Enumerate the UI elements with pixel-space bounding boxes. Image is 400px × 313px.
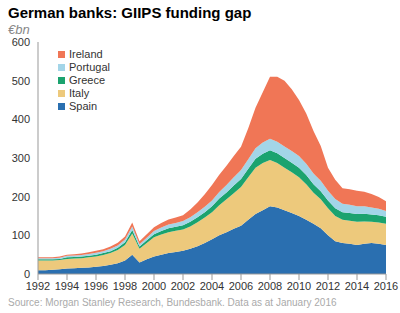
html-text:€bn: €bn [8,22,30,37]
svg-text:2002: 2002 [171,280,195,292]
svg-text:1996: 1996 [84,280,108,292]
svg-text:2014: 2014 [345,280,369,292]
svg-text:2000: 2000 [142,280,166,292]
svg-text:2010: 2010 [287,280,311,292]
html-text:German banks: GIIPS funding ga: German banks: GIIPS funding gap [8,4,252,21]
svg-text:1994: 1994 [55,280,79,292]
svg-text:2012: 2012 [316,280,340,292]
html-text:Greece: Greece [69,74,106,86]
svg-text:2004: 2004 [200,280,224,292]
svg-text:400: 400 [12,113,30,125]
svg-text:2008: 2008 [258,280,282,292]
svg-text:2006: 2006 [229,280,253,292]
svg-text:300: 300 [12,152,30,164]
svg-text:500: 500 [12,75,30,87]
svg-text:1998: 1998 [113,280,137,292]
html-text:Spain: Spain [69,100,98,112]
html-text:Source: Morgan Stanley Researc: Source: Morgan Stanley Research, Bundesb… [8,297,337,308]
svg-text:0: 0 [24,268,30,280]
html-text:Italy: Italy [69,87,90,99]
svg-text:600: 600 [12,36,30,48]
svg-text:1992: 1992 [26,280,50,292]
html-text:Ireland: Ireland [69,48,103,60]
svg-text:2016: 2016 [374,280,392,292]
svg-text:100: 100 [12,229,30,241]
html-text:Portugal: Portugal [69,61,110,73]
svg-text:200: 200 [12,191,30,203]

## [Your task]
Copy the records word for word, beginning at the line that contains "html-text:€bn: €bn [8,22,30,37]" and ending after the line that contains "svg-text:1998: 1998 [113,280,137,292]".

## [Worked answer]
html-text:€bn: €bn [8,22,30,37]
svg-text:2002: 2002 [171,280,195,292]
svg-text:1996: 1996 [84,280,108,292]
svg-text:2014: 2014 [345,280,369,292]
svg-text:2000: 2000 [142,280,166,292]
svg-text:2010: 2010 [287,280,311,292]
html-text:German banks: GIIPS funding ga: German banks: GIIPS funding gap [8,4,252,21]
svg-text:1994: 1994 [55,280,79,292]
svg-text:2012: 2012 [316,280,340,292]
html-text:Greece: Greece [69,74,106,86]
svg-text:2004: 2004 [200,280,224,292]
svg-text:400: 400 [12,113,30,125]
svg-text:2008: 2008 [258,280,282,292]
svg-text:2006: 2006 [229,280,253,292]
svg-text:300: 300 [12,152,30,164]
svg-text:500: 500 [12,75,30,87]
svg-text:1998: 1998 [113,280,137,292]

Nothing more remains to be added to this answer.